_Task to complete_:
Print every one of the records below line for line, omitting the pictures from your answer.

--- BEGIN Record excerpts ---

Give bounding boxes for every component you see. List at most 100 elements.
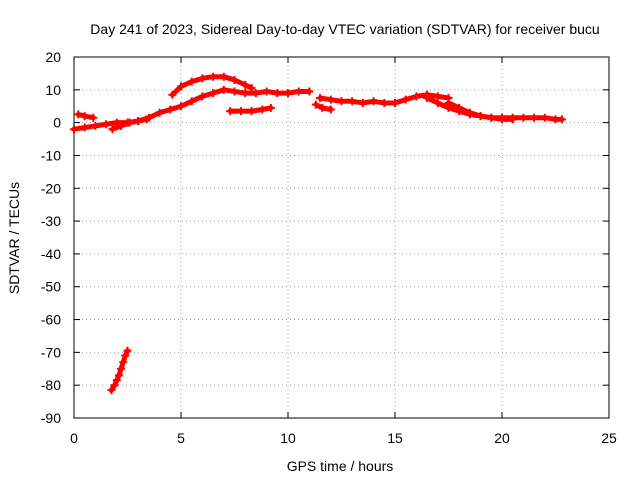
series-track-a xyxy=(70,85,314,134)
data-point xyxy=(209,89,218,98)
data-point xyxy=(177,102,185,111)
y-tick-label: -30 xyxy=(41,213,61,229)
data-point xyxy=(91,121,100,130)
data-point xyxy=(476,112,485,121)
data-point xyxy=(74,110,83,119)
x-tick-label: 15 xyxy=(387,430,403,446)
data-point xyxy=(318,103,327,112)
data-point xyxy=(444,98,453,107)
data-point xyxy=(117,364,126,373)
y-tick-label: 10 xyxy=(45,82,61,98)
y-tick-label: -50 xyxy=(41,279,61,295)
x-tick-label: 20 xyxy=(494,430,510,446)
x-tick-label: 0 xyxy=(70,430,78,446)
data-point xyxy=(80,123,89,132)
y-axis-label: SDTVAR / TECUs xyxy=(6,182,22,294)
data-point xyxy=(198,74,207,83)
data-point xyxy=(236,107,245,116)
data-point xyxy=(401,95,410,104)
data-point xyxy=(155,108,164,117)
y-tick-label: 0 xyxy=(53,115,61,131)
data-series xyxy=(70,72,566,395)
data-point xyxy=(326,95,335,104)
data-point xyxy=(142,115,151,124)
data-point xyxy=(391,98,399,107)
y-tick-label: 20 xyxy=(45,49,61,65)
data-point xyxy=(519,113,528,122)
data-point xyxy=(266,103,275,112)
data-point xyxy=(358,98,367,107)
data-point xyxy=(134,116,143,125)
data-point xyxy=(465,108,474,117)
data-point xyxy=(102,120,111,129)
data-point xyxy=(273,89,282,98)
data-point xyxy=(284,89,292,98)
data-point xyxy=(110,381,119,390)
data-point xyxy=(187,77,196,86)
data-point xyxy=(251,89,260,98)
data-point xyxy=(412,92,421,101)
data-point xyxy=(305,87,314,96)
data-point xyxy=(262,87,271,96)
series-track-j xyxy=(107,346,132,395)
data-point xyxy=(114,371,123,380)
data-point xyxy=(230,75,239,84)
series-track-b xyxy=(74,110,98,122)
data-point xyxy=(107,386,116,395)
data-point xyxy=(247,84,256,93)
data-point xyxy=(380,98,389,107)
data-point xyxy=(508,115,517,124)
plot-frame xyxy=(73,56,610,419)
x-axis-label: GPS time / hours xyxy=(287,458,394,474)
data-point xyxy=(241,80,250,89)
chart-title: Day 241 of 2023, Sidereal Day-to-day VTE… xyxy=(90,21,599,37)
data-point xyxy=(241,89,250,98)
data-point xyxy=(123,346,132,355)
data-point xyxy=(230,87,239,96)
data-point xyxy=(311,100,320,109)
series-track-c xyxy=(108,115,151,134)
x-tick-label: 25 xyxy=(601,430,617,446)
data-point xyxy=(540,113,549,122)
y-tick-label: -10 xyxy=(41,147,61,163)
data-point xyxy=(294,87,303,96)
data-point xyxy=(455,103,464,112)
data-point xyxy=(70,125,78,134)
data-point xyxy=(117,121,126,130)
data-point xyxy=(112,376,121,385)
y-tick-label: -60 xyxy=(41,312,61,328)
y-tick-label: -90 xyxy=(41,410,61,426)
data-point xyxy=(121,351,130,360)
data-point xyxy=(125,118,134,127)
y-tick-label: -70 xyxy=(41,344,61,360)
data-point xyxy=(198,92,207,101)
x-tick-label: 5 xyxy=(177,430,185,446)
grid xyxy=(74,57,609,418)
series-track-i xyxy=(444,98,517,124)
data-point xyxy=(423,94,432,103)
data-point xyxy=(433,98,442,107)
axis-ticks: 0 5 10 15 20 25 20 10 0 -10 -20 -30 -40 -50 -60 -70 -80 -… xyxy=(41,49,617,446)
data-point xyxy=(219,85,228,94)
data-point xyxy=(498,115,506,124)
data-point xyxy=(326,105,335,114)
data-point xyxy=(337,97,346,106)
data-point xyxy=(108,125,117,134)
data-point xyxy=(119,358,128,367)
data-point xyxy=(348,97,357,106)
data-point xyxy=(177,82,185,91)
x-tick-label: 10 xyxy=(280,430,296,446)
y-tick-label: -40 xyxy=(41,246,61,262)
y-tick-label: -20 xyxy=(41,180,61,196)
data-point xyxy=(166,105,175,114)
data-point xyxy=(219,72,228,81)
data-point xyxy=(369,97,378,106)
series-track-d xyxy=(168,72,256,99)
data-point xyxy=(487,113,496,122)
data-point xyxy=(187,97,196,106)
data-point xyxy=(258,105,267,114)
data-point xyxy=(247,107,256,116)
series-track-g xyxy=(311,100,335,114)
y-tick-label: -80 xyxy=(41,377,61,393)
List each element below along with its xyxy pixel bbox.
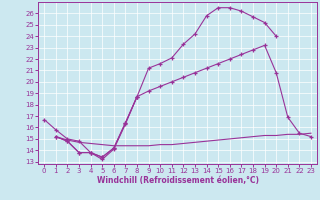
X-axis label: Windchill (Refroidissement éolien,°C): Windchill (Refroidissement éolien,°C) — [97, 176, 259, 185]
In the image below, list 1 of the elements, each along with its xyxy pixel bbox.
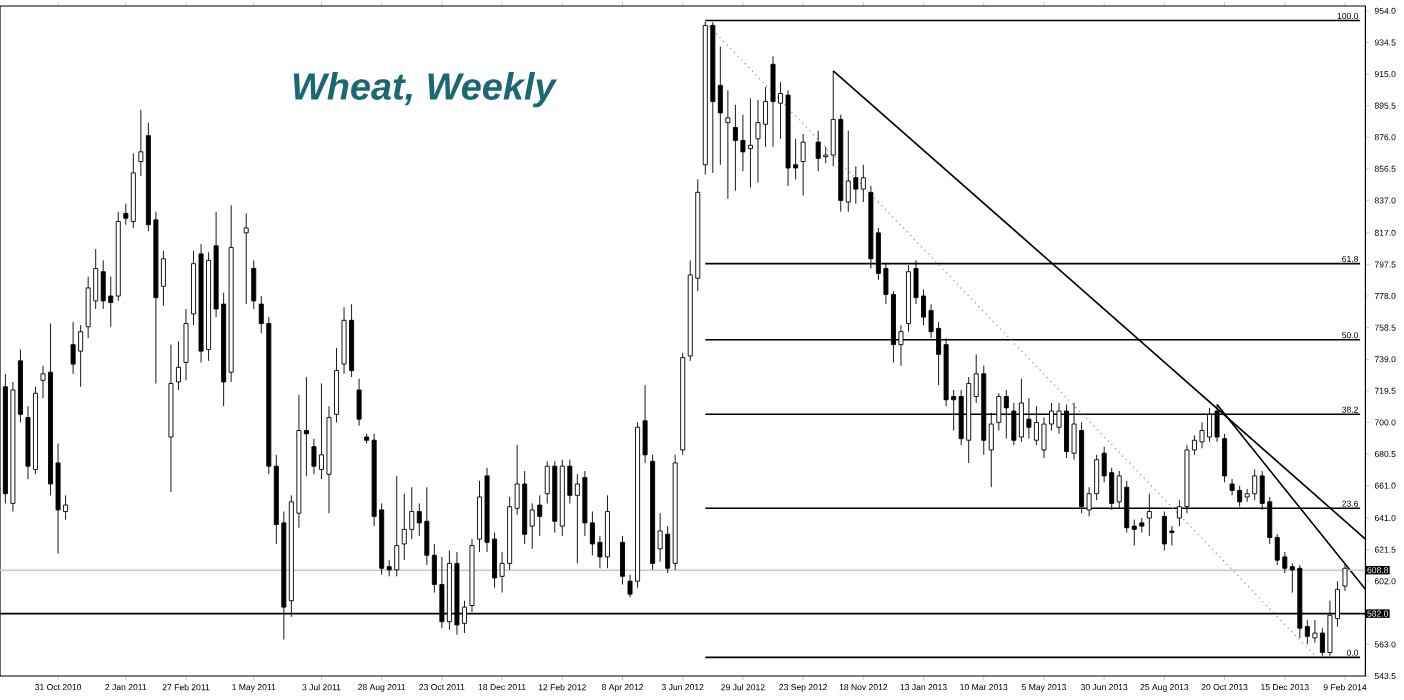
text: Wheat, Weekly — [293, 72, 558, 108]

--- END Record excerpts ---

_Expected output_:
Give bounding boxes for every component you see. List at most 100 elements.
series-track-a xyxy=(70,85,314,134)
data-point xyxy=(209,89,218,98)
data-point xyxy=(177,102,185,111)
y-tick-label: -30 xyxy=(41,213,61,229)
data-point xyxy=(91,121,100,130)
data-point xyxy=(476,112,485,121)
data-point xyxy=(74,110,83,119)
x-tick-label: 15 xyxy=(387,430,403,446)
data-point xyxy=(318,103,327,112)
data-point xyxy=(444,98,453,107)
data-point xyxy=(117,364,126,373)
y-tick-label: 10 xyxy=(45,82,61,98)
y-tick-label: -50 xyxy=(41,279,61,295)
x-tick-label: 20 xyxy=(494,430,510,446)
x-tick-label: 0 xyxy=(70,430,78,446)
data-point xyxy=(80,123,89,132)
y-axis-label: SDTVAR / TECUs xyxy=(6,182,22,294)
data-point xyxy=(198,74,207,83)
data-point xyxy=(236,107,245,116)
data-point xyxy=(401,95,410,104)
data-point xyxy=(155,108,164,117)
y-tick-label: 0 xyxy=(53,115,61,131)
data-series xyxy=(70,72,566,395)
data-point xyxy=(326,95,335,104)
data-point xyxy=(142,115,151,124)
data-point xyxy=(391,98,399,107)
y-tick-label: 20 xyxy=(45,49,61,65)
data-point xyxy=(519,113,528,122)
data-point xyxy=(266,103,275,112)
data-point xyxy=(358,98,367,107)
data-point xyxy=(134,116,143,125)
data-point xyxy=(465,108,474,117)
data-point xyxy=(102,120,111,129)
data-point xyxy=(273,89,282,98)
data-point xyxy=(284,89,292,98)
data-point xyxy=(110,381,119,390)
data-point xyxy=(187,77,196,86)
data-point xyxy=(251,89,260,98)
data-point xyxy=(412,92,421,101)
data-point xyxy=(305,87,314,96)
data-point xyxy=(262,87,271,96)
series-track-j xyxy=(107,346,132,395)
data-point xyxy=(114,371,123,380)
data-point xyxy=(230,75,239,84)
series-track-b xyxy=(74,110,98,122)
data-point xyxy=(107,386,116,395)
data-point xyxy=(247,84,256,93)
data-point xyxy=(380,98,389,107)
data-point xyxy=(508,115,517,124)
plot-frame xyxy=(73,56,610,419)
x-axis-label: GPS time / hours xyxy=(287,458,394,474)
data-point xyxy=(241,80,250,89)
chart-title: Day 241 of 2023, Sidereal Day-to-day VTE… xyxy=(90,21,599,37)
data-point xyxy=(241,89,250,98)
data-point xyxy=(123,346,132,355)
data-point xyxy=(230,87,239,96)
data-point xyxy=(311,100,320,109)
series-track-c xyxy=(108,115,151,134)
x-tick-label: 25 xyxy=(601,430,617,446)
data-point xyxy=(540,113,549,122)
y-tick-label: -10 xyxy=(41,147,61,163)
data-point xyxy=(294,87,303,96)
data-point xyxy=(455,103,464,112)
data-point xyxy=(70,125,78,134)
data-point xyxy=(117,121,126,130)
data-point xyxy=(112,376,121,385)
y-tick-label: -60 xyxy=(41,312,61,328)
y-tick-label: -90 xyxy=(41,410,61,426)
data-point xyxy=(121,351,130,360)
data-point xyxy=(125,118,134,127)
y-tick-label: -70 xyxy=(41,344,61,360)
data-point xyxy=(198,92,207,101)
x-tick-label: 5 xyxy=(177,430,185,446)
grid xyxy=(74,57,609,418)
series-track-i xyxy=(444,98,517,124)
data-point xyxy=(423,94,432,103)
data-point xyxy=(433,98,442,107)
axis-ticks: 0 5 10 15 20 25 20 10 0 -10 -20 -30 -40 -50 -60 -70 -80 -… xyxy=(41,49,617,446)
data-point xyxy=(219,85,228,94)
data-point xyxy=(498,115,506,124)
data-point xyxy=(326,105,335,114)
data-point xyxy=(337,97,346,106)
data-point xyxy=(108,125,117,134)
data-point xyxy=(119,358,128,367)
data-point xyxy=(348,97,357,106)
data-point xyxy=(177,82,185,91)
x-tick-label: 10 xyxy=(280,430,296,446)
y-tick-label: -40 xyxy=(41,246,61,262)
y-tick-label: -20 xyxy=(41,180,61,196)
data-point xyxy=(166,105,175,114)
data-point xyxy=(219,72,228,81)
data-point xyxy=(369,97,378,106)
series-track-d xyxy=(168,72,256,99)
data-point xyxy=(487,113,496,122)
data-point xyxy=(187,97,196,106)
data-point xyxy=(258,105,267,114)
data-point xyxy=(247,107,256,116)
series-track-g xyxy=(311,100,335,114)
y-tick-label: -80 xyxy=(41,377,61,393)
List each element below along with its xyxy pixel bbox.
X-axis label: Windchill (Refroidissement éolien,°C): Windchill (Refroidissement éolien,°C) — [97, 176, 259, 185]
In the image below, list 1 of the elements, each along with its xyxy pixel bbox.
text: Wheat, Weekly — [293, 72, 558, 108]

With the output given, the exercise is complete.